* _EXERCISE_
Below are the records; reproduce all of them exactly but without any images.

Data items:
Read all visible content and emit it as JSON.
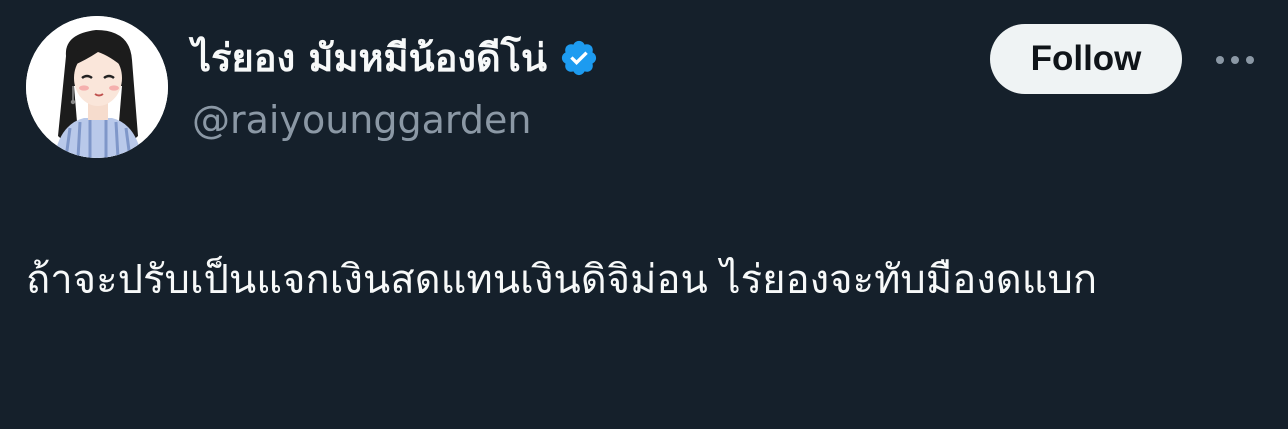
{
  "author": {
    "display_name": "ไร่ยอง มัมหมีน้องดีโน่",
    "handle": "@raiyounggarden",
    "verified": true,
    "avatar_icon": "illustrated-girl-avatar"
  },
  "actions": {
    "follow_label": "Follow",
    "more_icon": "more-horizontal-icon"
  },
  "tweet": {
    "text": "ถ้าจะปรับเป็นแจกเงินสดแทนเงินดิจิม่อน ไร่ยองจะทับมืองดแบก"
  },
  "colors": {
    "background": "#15202b",
    "text_primary": "#f7f9f9",
    "text_secondary": "#8b98a5",
    "verified_blue": "#1d9bf0",
    "follow_bg": "#eff3f4"
  }
}
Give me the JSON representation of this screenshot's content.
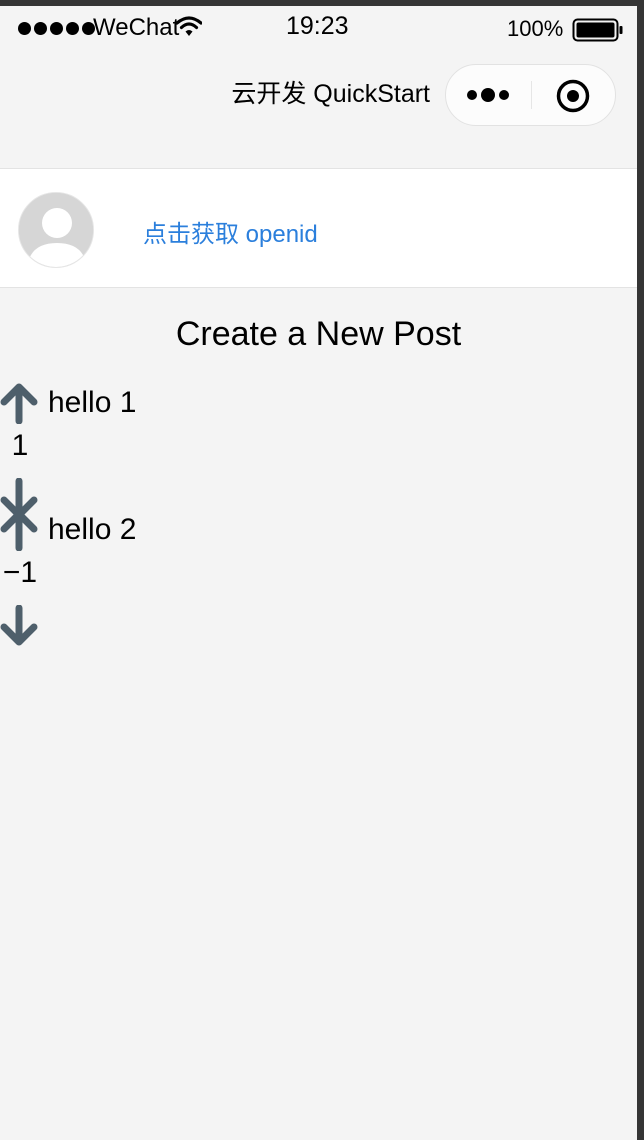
{
  "status_bar": {
    "carrier": "WeChat",
    "time": "19:23",
    "battery": "100%"
  },
  "nav": {
    "title": "云开发 QuickStart"
  },
  "user": {
    "openid_link": "点击获取 openid"
  },
  "main": {
    "heading": "Create a New Post",
    "posts": [
      {
        "text": "hello 1",
        "score": "1"
      },
      {
        "text": "hello 2",
        "score": "−1"
      }
    ]
  },
  "colors": {
    "link": "#2b7fdc",
    "vote_arrow": "#4e5f6b",
    "background": "#f4f4f4"
  },
  "icons": [
    "signal-icon",
    "wifi-icon",
    "battery-icon",
    "more-icon",
    "close-icon",
    "avatar",
    "upvote-icon",
    "downvote-icon"
  ]
}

* _WRITTEN REPLY_
Read all visible content and emit it as JSON.
{
  "author": {
    "display_name": "ไร่ยอง มัมหมีน้องดีโน่",
    "handle": "@raiyounggarden",
    "verified": true,
    "avatar_icon": "illustrated-girl-avatar"
  },
  "actions": {
    "follow_label": "Follow",
    "more_icon": "more-horizontal-icon"
  },
  "tweet": {
    "text": "ถ้าจะปรับเป็นแจกเงินสดแทนเงินดิจิม่อน ไร่ยองจะทับมืองดแบก"
  },
  "colors": {
    "background": "#15202b",
    "text_primary": "#f7f9f9",
    "text_secondary": "#8b98a5",
    "verified_blue": "#1d9bf0",
    "follow_bg": "#eff3f4"
  }
}
Give me the JSON representation of this screenshot's content.
{
  "status_bar": {
    "carrier": "WeChat",
    "time": "19:23",
    "battery": "100%"
  },
  "nav": {
    "title": "云开发 QuickStart"
  },
  "user": {
    "openid_link": "点击获取 openid"
  },
  "main": {
    "heading": "Create a New Post",
    "posts": [
      {
        "text": "hello 1",
        "score": "1"
      },
      {
        "text": "hello 2",
        "score": "−1"
      }
    ]
  },
  "colors": {
    "link": "#2b7fdc",
    "vote_arrow": "#4e5f6b",
    "background": "#f4f4f4"
  },
  "icons": [
    "signal-icon",
    "wifi-icon",
    "battery-icon",
    "more-icon",
    "close-icon",
    "avatar",
    "upvote-icon",
    "downvote-icon"
  ]
}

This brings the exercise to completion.